Search the listing below for the string "source" and show each line that contains it.

* * * * *

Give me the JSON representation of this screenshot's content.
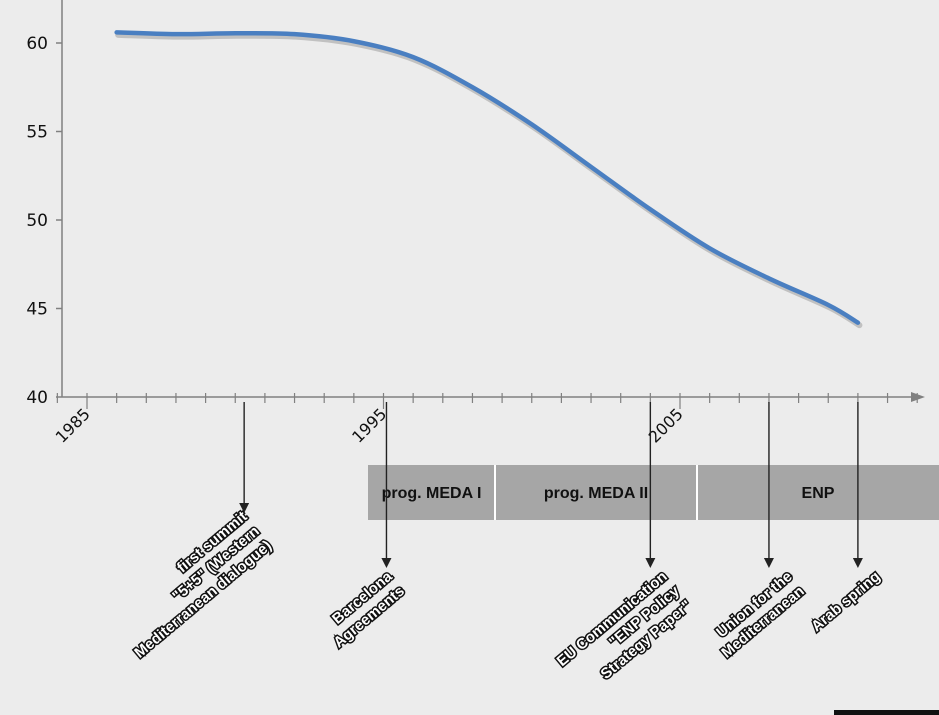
{
  "chart_data": {
    "type": "line",
    "title": "",
    "xlabel": "",
    "ylabel": "",
    "xlim": [
      1983,
      2016.5
    ],
    "ylim": [
      40,
      62
    ],
    "yticks": [
      40,
      45,
      50,
      55,
      60
    ],
    "xticks": [
      1985,
      1995,
      2005
    ],
    "grid": false,
    "series": [
      {
        "color": "#4a7fc1",
        "x": [
          1986,
          1988,
          1990,
          1992,
          1994,
          1996,
          1998,
          2000,
          2002,
          2004,
          2006,
          2008,
          2010,
          2011
        ],
        "y": [
          60.6,
          60.5,
          60.55,
          60.5,
          60.1,
          59.2,
          57.5,
          55.4,
          53.0,
          50.6,
          48.4,
          46.7,
          45.2,
          44.2
        ]
      }
    ],
    "program_bands": [
      {
        "label": "prog. MEDA I",
        "start": 1995,
        "end": 1999.3
      },
      {
        "label": "prog. MEDA II",
        "start": 1999.3,
        "end": 2006.1
      },
      {
        "label": "ENP",
        "start": 2006.1,
        "end": 2015.4
      }
    ],
    "events": [
      {
        "year": 1990.3,
        "label": "first summit\n\"5+5\" (Western\nMediterranean dialogue)"
      },
      {
        "year": 1995.1,
        "label": "Barcelona\nAgreements"
      },
      {
        "year": 2004.0,
        "label": "EU Communication\n\"ENP Policy\nStrategy Paper\""
      },
      {
        "year": 2008.0,
        "label": "Union for the\nMediterranean"
      },
      {
        "year": 2011.0,
        "label": "Arab spring"
      }
    ],
    "colors": {
      "background": "#ececec",
      "axis": "#808080",
      "band": "#a6a6a6",
      "band_divider": "#ffffff",
      "arrow": "#222222",
      "line": "#4a7fc1"
    }
  }
}
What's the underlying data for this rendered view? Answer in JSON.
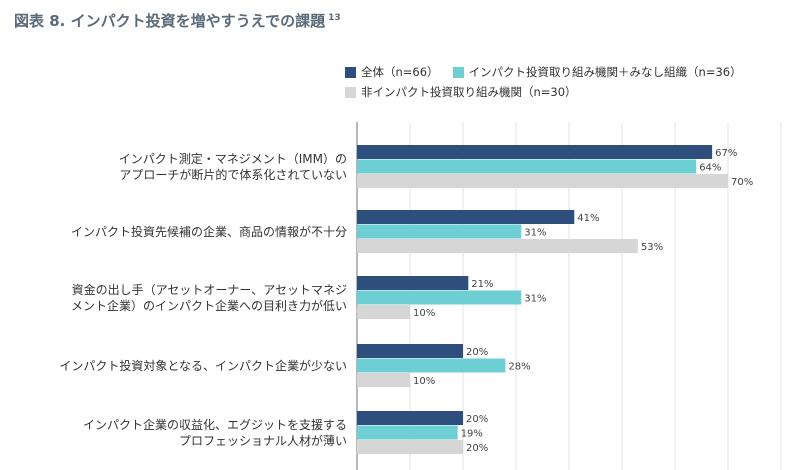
{
  "title": "図表 8. インパクト投資を増やすうえでの課題",
  "footnote": "13",
  "colors": {
    "s0": "#2e4e7e",
    "s1": "#6dcfd3",
    "s2": "#d6d6d6",
    "grid": "#e3e3e3",
    "axis": "#888888"
  },
  "chart_data": {
    "type": "bar",
    "orientation": "horizontal",
    "xlim": [
      0,
      100
    ],
    "grid": true,
    "legend_position": "top",
    "categories": [
      [
        "インパクト測定・マネジメント（IMM）の",
        "アプローチが断片的で体系化されていない"
      ],
      [
        "インパクト投資先候補の企業、商品の情報が不十分"
      ],
      [
        "資金の出し手（アセットオーナー、アセットマネジ",
        "メント企業）のインパクト企業への目利き力が低い"
      ],
      [
        "インパクト投資対象となる、インパクト企業が少ない"
      ],
      [
        "インパクト企業の収益化、エグジットを支援する",
        "プロフェッショナル人材が薄い"
      ]
    ],
    "series": [
      {
        "name": "全体（n=66）",
        "values": [
          67,
          41,
          21,
          20,
          20
        ]
      },
      {
        "name": "インパクト投資取り組み機関＋みなし組織（n=36）",
        "values": [
          64,
          31,
          31,
          28,
          19
        ]
      },
      {
        "name": "非インパクト投資取り組み機関（n=30）",
        "values": [
          70,
          53,
          10,
          10,
          20
        ]
      }
    ]
  }
}
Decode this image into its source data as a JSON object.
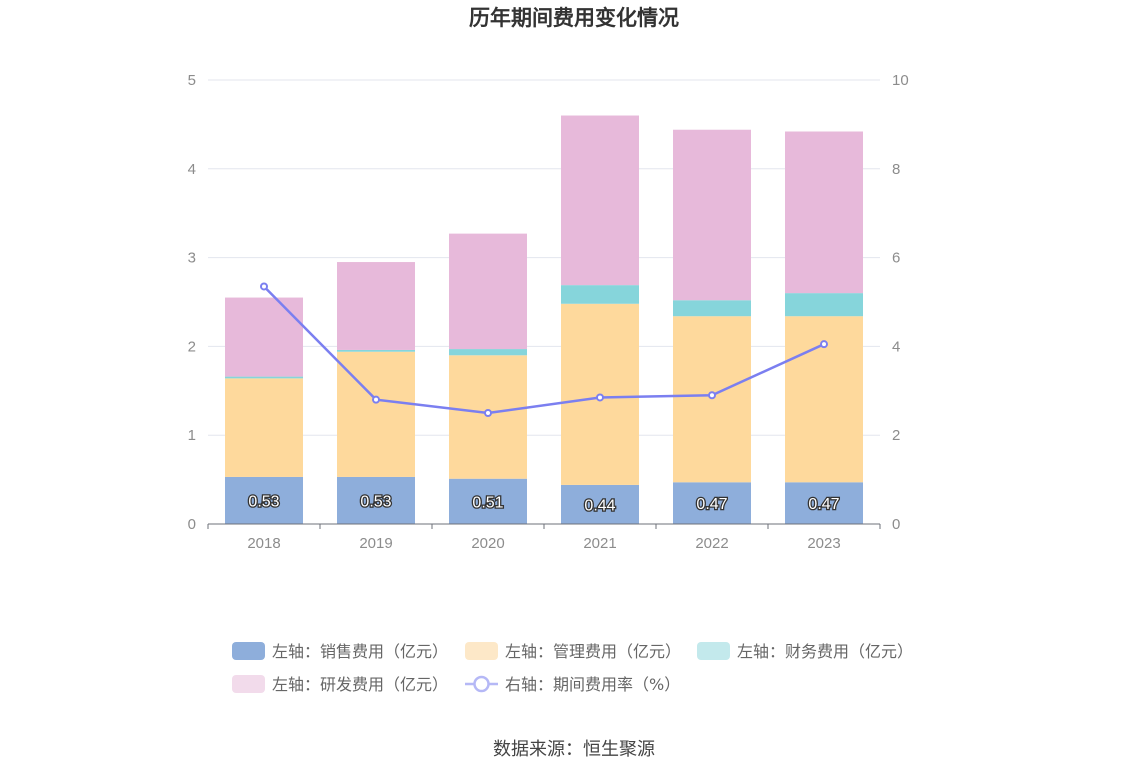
{
  "chart_data": {
    "type": "bar",
    "title": "历年期间费用变化情况",
    "source": "数据来源：恒生聚源",
    "categories": [
      "2018",
      "2019",
      "2020",
      "2021",
      "2022",
      "2023"
    ],
    "stacked": true,
    "ylim": [
      0,
      5
    ],
    "yticks": [
      0,
      1,
      2,
      3,
      4,
      5
    ],
    "y2lim": [
      0,
      10
    ],
    "y2ticks": [
      0,
      2,
      4,
      6,
      8,
      10
    ],
    "grid": true,
    "legend_position": "bottom",
    "series": [
      {
        "name": "左轴：销售费用（亿元）",
        "type": "bar",
        "axis": "left",
        "color": "#8eaedb",
        "legend_color": "#8eaedb",
        "show_labels": true,
        "value_labels": [
          "0.53",
          "0.53",
          "0.51",
          "0.44",
          "0.47",
          "0.47"
        ],
        "values": [
          0.53,
          0.53,
          0.51,
          0.44,
          0.47,
          0.47
        ]
      },
      {
        "name": "左轴：管理费用（亿元）",
        "type": "bar",
        "axis": "left",
        "color": "#fed99c",
        "legend_color": "#fde8c8",
        "show_labels": false,
        "values": [
          1.11,
          1.41,
          1.39,
          2.04,
          1.87,
          1.87
        ]
      },
      {
        "name": "左轴：财务费用（亿元）",
        "type": "bar",
        "axis": "left",
        "color": "#86d5db",
        "legend_color": "#c3e9ec",
        "show_labels": false,
        "values": [
          0.02,
          0.02,
          0.07,
          0.21,
          0.18,
          0.26
        ]
      },
      {
        "name": "左轴：研发费用（亿元）",
        "type": "bar",
        "axis": "left",
        "color": "#e7b9da",
        "legend_color": "#f2dbeb",
        "show_labels": false,
        "values": [
          0.89,
          0.99,
          1.3,
          1.91,
          1.92,
          1.82
        ]
      },
      {
        "name": "右轴：期间费用率（%）",
        "type": "line",
        "axis": "right",
        "color": "#7b7ff0",
        "legend_color": "#b5b8f6",
        "show_labels": false,
        "values": [
          5.35,
          2.8,
          2.5,
          2.85,
          2.9,
          4.05
        ]
      }
    ]
  }
}
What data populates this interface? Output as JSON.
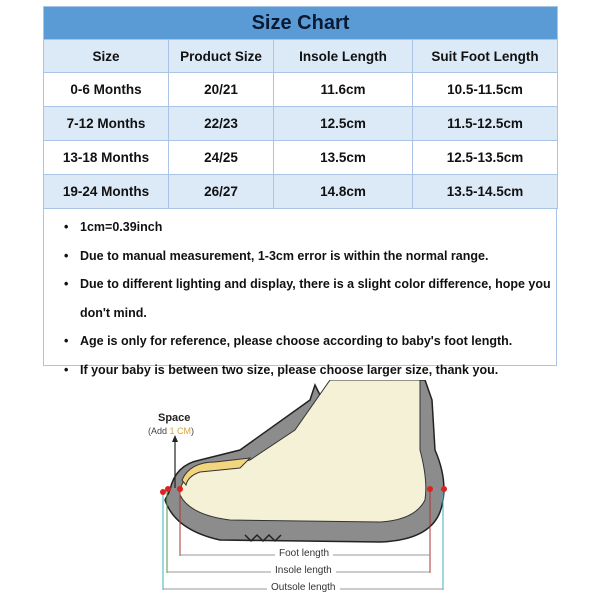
{
  "title": "Size Chart",
  "columns": [
    "Size",
    "Product Size",
    "Insole Length",
    "Suit Foot Length"
  ],
  "rows": [
    [
      "0-6 Months",
      "20/21",
      "11.6cm",
      "10.5-11.5cm"
    ],
    [
      "7-12 Months",
      "22/23",
      "12.5cm",
      "11.5-12.5cm"
    ],
    [
      "13-18 Months",
      "24/25",
      "13.5cm",
      "12.5-13.5cm"
    ],
    [
      "19-24 Months",
      "26/27",
      "14.8cm",
      "13.5-14.5cm"
    ]
  ],
  "notes": [
    "1cm=0.39inch",
    "Due to manual measurement, 1-3cm error is within the normal range.",
    "Due to different lighting and display, there is a slight color difference, hope you",
    "don't mind.",
    "Age is only for reference, please choose according to baby's foot length.",
    "If your baby is between two size, please choose larger size, thank you."
  ],
  "diagram": {
    "space_label": "Space",
    "add_prefix": "(Add ",
    "add_value": "1 CM",
    "add_suffix": ")",
    "foot_length": "Foot length",
    "insole_length": "Insole length",
    "outsole_length": "Outsole length"
  },
  "colors": {
    "header": "#5b9bd5",
    "row_alt": "#dce9f7",
    "accent": "#d9a441"
  }
}
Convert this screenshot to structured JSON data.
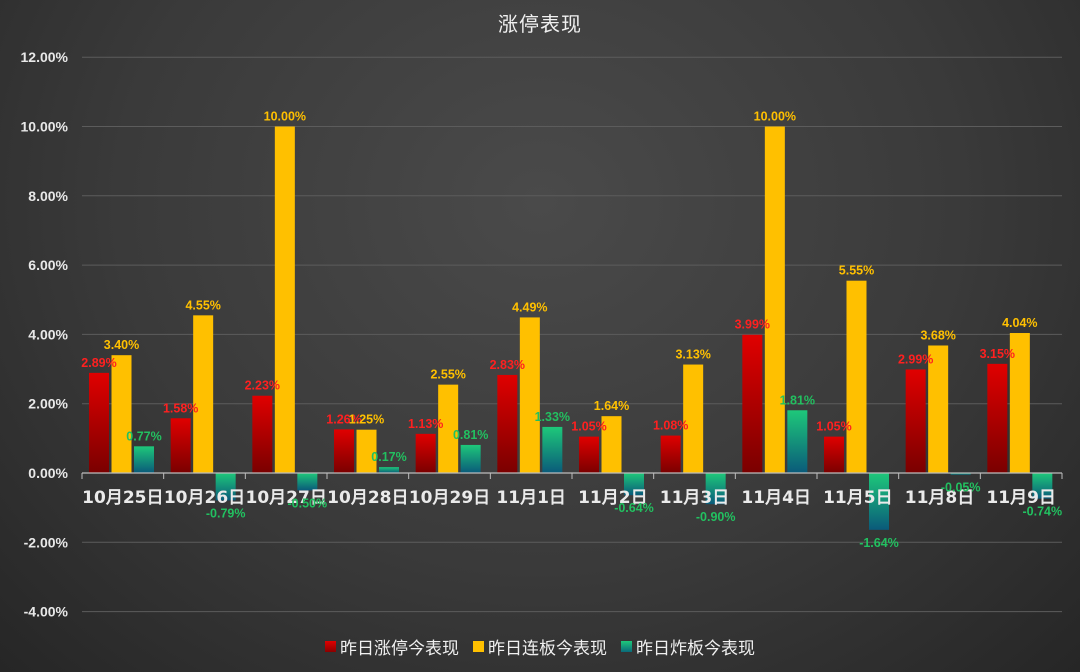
{
  "chart_data": {
    "type": "bar",
    "title": "涨停表现",
    "xlabel": "",
    "ylabel": "",
    "ylim": [
      -0.04,
      0.12
    ],
    "yticks": [
      "12.00%",
      "10.00%",
      "8.00%",
      "6.00%",
      "4.00%",
      "2.00%",
      "0.00%",
      "-2.00%",
      "-4.00%"
    ],
    "ytick_values": [
      12,
      10,
      8,
      6,
      4,
      2,
      0,
      -2,
      -4
    ],
    "grid": true,
    "legend_position": "bottom",
    "categories": [
      "10月25日",
      "10月26日",
      "10月27日",
      "10月28日",
      "10月29日",
      "11月1日",
      "11月2日",
      "11月3日",
      "11月4日",
      "11月5日",
      "11月8日",
      "11月9日"
    ],
    "series": [
      {
        "name": "昨日涨停今表现",
        "color": "#e00000",
        "color_dark": "#7a0000",
        "label_color": "#ff2020",
        "values": [
          2.89,
          1.58,
          2.23,
          1.26,
          1.13,
          2.83,
          1.05,
          1.08,
          3.99,
          1.05,
          2.99,
          3.15
        ]
      },
      {
        "name": "昨日连板今表现",
        "color": "#ffc000",
        "color_dark": "#ffc000",
        "label_color": "#ffc000",
        "values": [
          3.4,
          4.55,
          10.0,
          1.25,
          2.55,
          4.49,
          1.64,
          3.13,
          10.0,
          5.55,
          3.68,
          4.04
        ]
      },
      {
        "name": "昨日炸板今表现",
        "color": "#1ec87a",
        "color_dark": "#0a5a7a",
        "label_color": "#22c060",
        "values": [
          0.77,
          -0.79,
          -0.5,
          0.17,
          0.81,
          1.33,
          -0.64,
          -0.9,
          1.81,
          -1.64,
          -0.05,
          -0.74
        ]
      }
    ]
  }
}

* * * * *

Exercise result
Decode this image into its source data as a JSON object.
    "source": "数据来源：恒生聚源",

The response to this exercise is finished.